* DO THIS *
Search the listing below for "caption". Copy each matching line.

* MATERIAL SUPPLIED *

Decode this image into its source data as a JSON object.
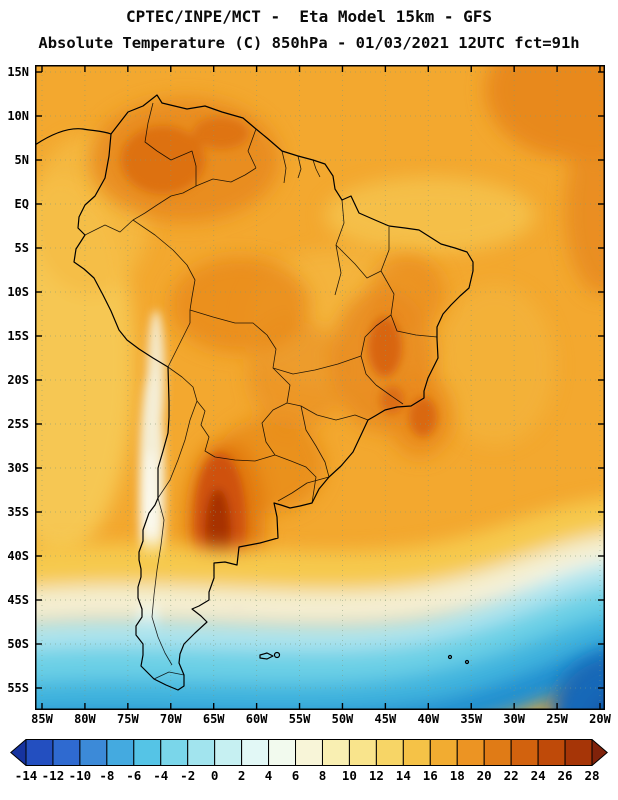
{
  "header": {
    "line1": "CPTEC/INPE/MCT -  Eta Model 15km - GFS",
    "line2": "Absolute Temperature (C) 850hPa - 01/03/2021 12UTC fct=91h"
  },
  "map": {
    "lat_labels": [
      "15N",
      "10N",
      "5N",
      "EQ",
      "5S",
      "10S",
      "15S",
      "20S",
      "25S",
      "30S",
      "35S",
      "40S",
      "45S",
      "50S",
      "55S"
    ],
    "lon_labels": [
      "85W",
      "80W",
      "75W",
      "70W",
      "65W",
      "60W",
      "55W",
      "50W",
      "45W",
      "40W",
      "35W",
      "30W",
      "25W",
      "20W"
    ]
  },
  "colorbar": {
    "tick_labels": [
      "-14",
      "-12",
      "-10",
      "-8",
      "-6",
      "-4",
      "-2",
      "0",
      "2",
      "4",
      "6",
      "8",
      "10",
      "12",
      "14",
      "16",
      "18",
      "20",
      "22",
      "24",
      "26",
      "28"
    ],
    "arrow_left_color": "#16339f",
    "arrow_right_color": "#80220a",
    "cell_colors": [
      "#234fc0",
      "#2f6ad0",
      "#3c8ad8",
      "#44aae0",
      "#55c4e6",
      "#7ad6ea",
      "#a2e4ee",
      "#c6f0f2",
      "#e2f8f6",
      "#f2faee",
      "#f8f5d8",
      "#f9efb2",
      "#f9e48c",
      "#f7d566",
      "#f5c247",
      "#f2ac31",
      "#ec9423",
      "#e07b16",
      "#d2620e",
      "#bf4a09",
      "#a63507"
    ]
  }
}
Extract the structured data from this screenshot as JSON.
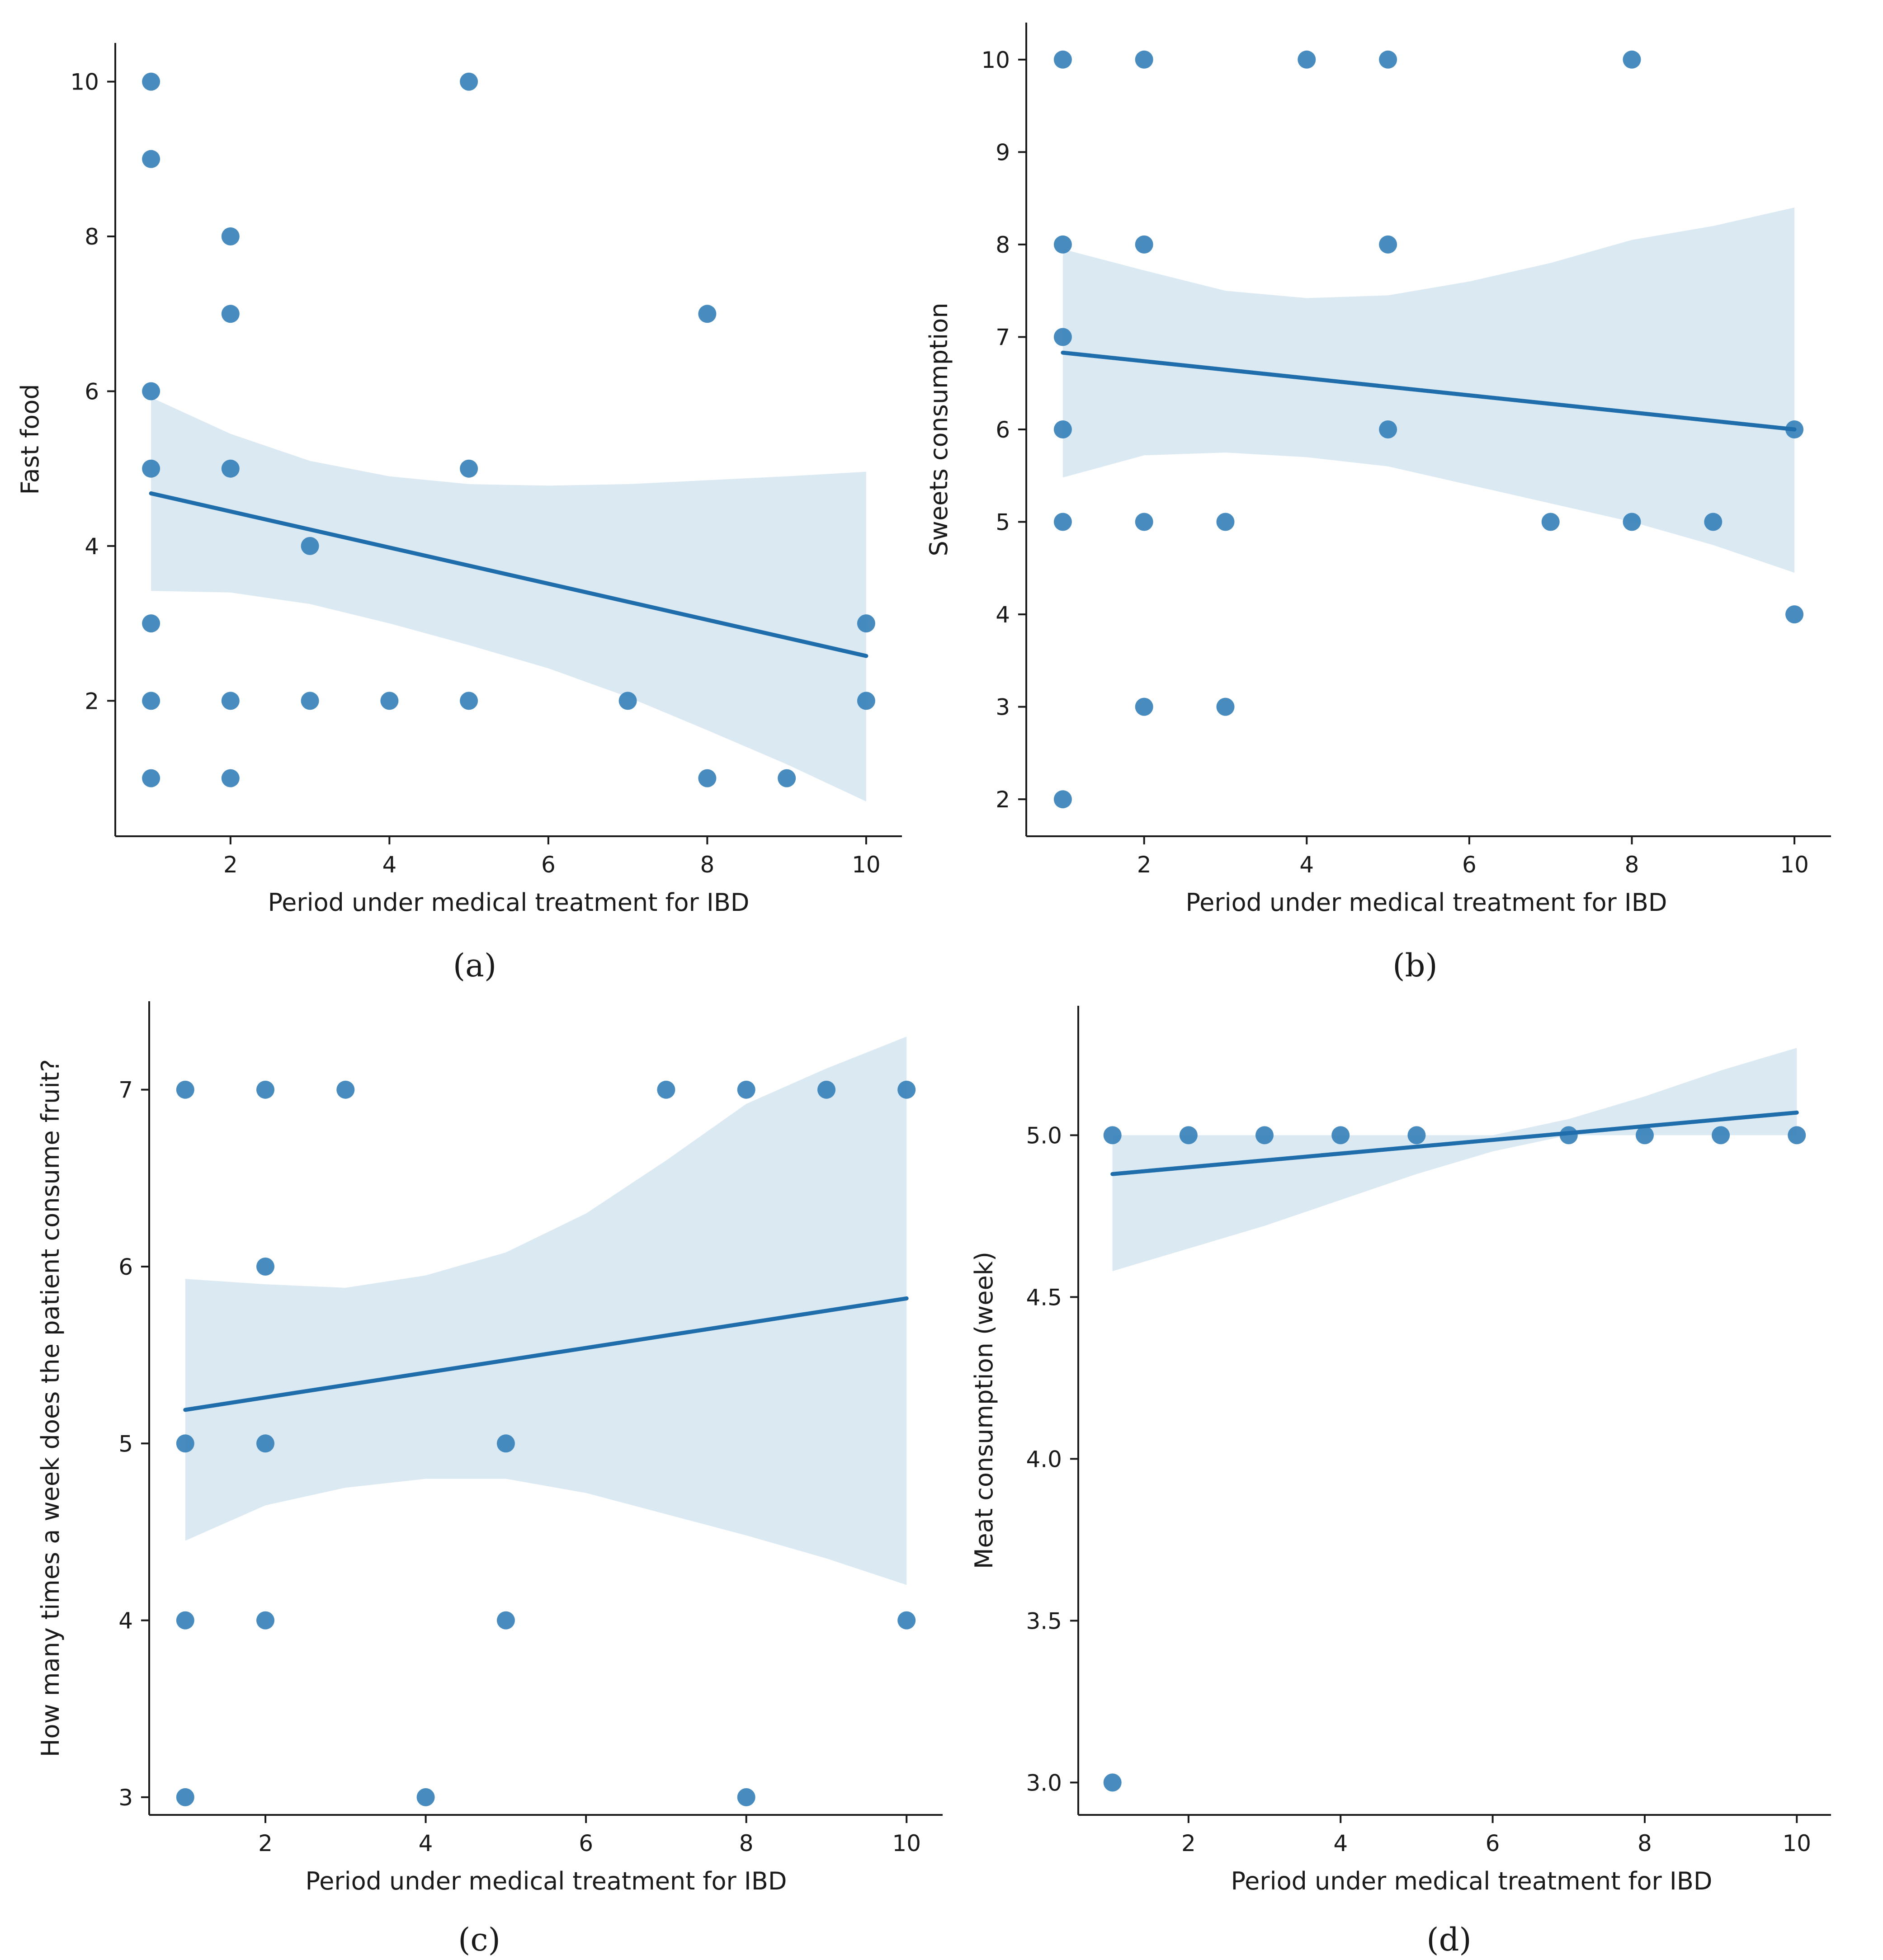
{
  "chart_data": [
    {
      "id": "a",
      "type": "scatter",
      "caption": "(a)",
      "xlabel": "Period under medical treatment for IBD",
      "ylabel": "Fast food",
      "xlim": [
        0.55,
        10.45
      ],
      "ylim": [
        0.25,
        10.5
      ],
      "xticks": [
        2,
        4,
        6,
        8,
        10
      ],
      "yticks": [
        2,
        4,
        6,
        8,
        10
      ],
      "points": [
        [
          1,
          10
        ],
        [
          1,
          9
        ],
        [
          1,
          6
        ],
        [
          1,
          5
        ],
        [
          1,
          3
        ],
        [
          1,
          2
        ],
        [
          1,
          1
        ],
        [
          2,
          8
        ],
        [
          2,
          7
        ],
        [
          2,
          5
        ],
        [
          2,
          2
        ],
        [
          2,
          1
        ],
        [
          3,
          4
        ],
        [
          3,
          2
        ],
        [
          4,
          2
        ],
        [
          5,
          10
        ],
        [
          5,
          5
        ],
        [
          5,
          2
        ],
        [
          7,
          2
        ],
        [
          8,
          7
        ],
        [
          8,
          1
        ],
        [
          9,
          1
        ],
        [
          10,
          3
        ],
        [
          10,
          2
        ]
      ],
      "fit_line": [
        [
          1,
          4.68
        ],
        [
          10,
          2.58
        ]
      ],
      "ci_upper": [
        [
          1,
          5.92
        ],
        [
          2,
          5.45
        ],
        [
          3,
          5.1
        ],
        [
          4,
          4.9
        ],
        [
          5,
          4.8
        ],
        [
          6,
          4.78
        ],
        [
          7,
          4.8
        ],
        [
          8,
          4.85
        ],
        [
          9,
          4.9
        ],
        [
          10,
          4.96
        ]
      ],
      "ci_lower": [
        [
          1,
          3.42
        ],
        [
          2,
          3.4
        ],
        [
          3,
          3.25
        ],
        [
          4,
          3.0
        ],
        [
          5,
          2.72
        ],
        [
          6,
          2.42
        ],
        [
          7,
          2.05
        ],
        [
          8,
          1.62
        ],
        [
          9,
          1.18
        ],
        [
          10,
          0.7
        ]
      ]
    },
    {
      "id": "b",
      "type": "scatter",
      "caption": "(b)",
      "xlabel": "Period under medical treatment for IBD",
      "ylabel": "Sweets consumption",
      "xlim": [
        0.55,
        10.45
      ],
      "ylim": [
        1.6,
        10.4
      ],
      "xticks": [
        2,
        4,
        6,
        8,
        10
      ],
      "yticks": [
        2,
        3,
        4,
        5,
        6,
        7,
        8,
        9,
        10
      ],
      "points": [
        [
          1,
          10
        ],
        [
          1,
          8
        ],
        [
          1,
          7
        ],
        [
          1,
          6
        ],
        [
          1,
          5
        ],
        [
          1,
          2
        ],
        [
          2,
          10
        ],
        [
          2,
          8
        ],
        [
          2,
          5
        ],
        [
          2,
          3
        ],
        [
          3,
          5
        ],
        [
          3,
          3
        ],
        [
          4,
          10
        ],
        [
          5,
          10
        ],
        [
          5,
          8
        ],
        [
          5,
          6
        ],
        [
          7,
          5
        ],
        [
          8,
          10
        ],
        [
          8,
          5
        ],
        [
          9,
          5
        ],
        [
          10,
          6
        ],
        [
          10,
          4
        ]
      ],
      "fit_line": [
        [
          1,
          6.83
        ],
        [
          10,
          6.0
        ]
      ],
      "ci_upper": [
        [
          1,
          7.95
        ],
        [
          2,
          7.72
        ],
        [
          3,
          7.5
        ],
        [
          4,
          7.42
        ],
        [
          5,
          7.45
        ],
        [
          6,
          7.6
        ],
        [
          7,
          7.8
        ],
        [
          8,
          8.05
        ],
        [
          9,
          8.2
        ],
        [
          10,
          8.4
        ]
      ],
      "ci_lower": [
        [
          1,
          5.48
        ],
        [
          2,
          5.72
        ],
        [
          3,
          5.75
        ],
        [
          4,
          5.7
        ],
        [
          5,
          5.6
        ],
        [
          6,
          5.4
        ],
        [
          7,
          5.2
        ],
        [
          8,
          5.0
        ],
        [
          9,
          4.75
        ],
        [
          10,
          4.45
        ]
      ]
    },
    {
      "id": "c",
      "type": "scatter",
      "caption": "(c)",
      "xlabel": "Period under medical treatment for IBD",
      "ylabel": "How many times a week does the patient consume fruit?",
      "xlim": [
        0.55,
        10.45
      ],
      "ylim": [
        2.9,
        7.5
      ],
      "xticks": [
        2,
        4,
        6,
        8,
        10
      ],
      "yticks": [
        3,
        4,
        5,
        6,
        7
      ],
      "points": [
        [
          1,
          7
        ],
        [
          1,
          5
        ],
        [
          1,
          4
        ],
        [
          1,
          3
        ],
        [
          2,
          7
        ],
        [
          2,
          6
        ],
        [
          2,
          5
        ],
        [
          2,
          4
        ],
        [
          3,
          7
        ],
        [
          4,
          3
        ],
        [
          5,
          5
        ],
        [
          5,
          4
        ],
        [
          7,
          7
        ],
        [
          8,
          7
        ],
        [
          8,
          3
        ],
        [
          9,
          7
        ],
        [
          10,
          7
        ],
        [
          10,
          4
        ]
      ],
      "fit_line": [
        [
          1,
          5.19
        ],
        [
          10,
          5.82
        ]
      ],
      "ci_upper": [
        [
          1,
          5.93
        ],
        [
          2,
          5.9
        ],
        [
          3,
          5.88
        ],
        [
          4,
          5.95
        ],
        [
          5,
          6.08
        ],
        [
          6,
          6.3
        ],
        [
          7,
          6.6
        ],
        [
          8,
          6.92
        ],
        [
          9,
          7.12
        ],
        [
          10,
          7.3
        ]
      ],
      "ci_lower": [
        [
          1,
          4.45
        ],
        [
          2,
          4.65
        ],
        [
          3,
          4.75
        ],
        [
          4,
          4.8
        ],
        [
          5,
          4.8
        ],
        [
          6,
          4.72
        ],
        [
          7,
          4.6
        ],
        [
          8,
          4.48
        ],
        [
          9,
          4.35
        ],
        [
          10,
          4.2
        ]
      ]
    },
    {
      "id": "d",
      "type": "scatter",
      "caption": "(d)",
      "xlabel": "Period under medical treatment for IBD",
      "ylabel": "Meat consumption (week)",
      "xlim": [
        0.55,
        10.45
      ],
      "ylim": [
        2.9,
        5.4
      ],
      "xticks": [
        2,
        4,
        6,
        8,
        10
      ],
      "yticks": [
        3.0,
        3.5,
        4.0,
        4.5,
        5.0
      ],
      "ytick_labels": [
        "3.0",
        "3.5",
        "4.0",
        "4.5",
        "5.0"
      ],
      "points": [
        [
          1,
          5
        ],
        [
          1,
          3
        ],
        [
          2,
          5
        ],
        [
          3,
          5
        ],
        [
          4,
          5
        ],
        [
          5,
          5
        ],
        [
          7,
          5
        ],
        [
          8,
          5
        ],
        [
          9,
          5
        ],
        [
          10,
          5
        ]
      ],
      "fit_line": [
        [
          1,
          4.88
        ],
        [
          10,
          5.07
        ]
      ],
      "ci_upper": [
        [
          1,
          5.0
        ],
        [
          2,
          5.0
        ],
        [
          3,
          5.0
        ],
        [
          4,
          5.0
        ],
        [
          5,
          5.0
        ],
        [
          6,
          5.0
        ],
        [
          7,
          5.05
        ],
        [
          8,
          5.12
        ],
        [
          9,
          5.2
        ],
        [
          10,
          5.27
        ]
      ],
      "ci_lower": [
        [
          1,
          4.58
        ],
        [
          2,
          4.65
        ],
        [
          3,
          4.72
        ],
        [
          4,
          4.8
        ],
        [
          5,
          4.88
        ],
        [
          6,
          4.95
        ],
        [
          7,
          5.0
        ],
        [
          8,
          5.0
        ],
        [
          9,
          5.0
        ],
        [
          10,
          5.0
        ]
      ]
    }
  ]
}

* WRITTEN ANSWER *
      "caption": "(a)",
      "caption": "(b)",
      "caption": "(c)",
      "caption": "(d)",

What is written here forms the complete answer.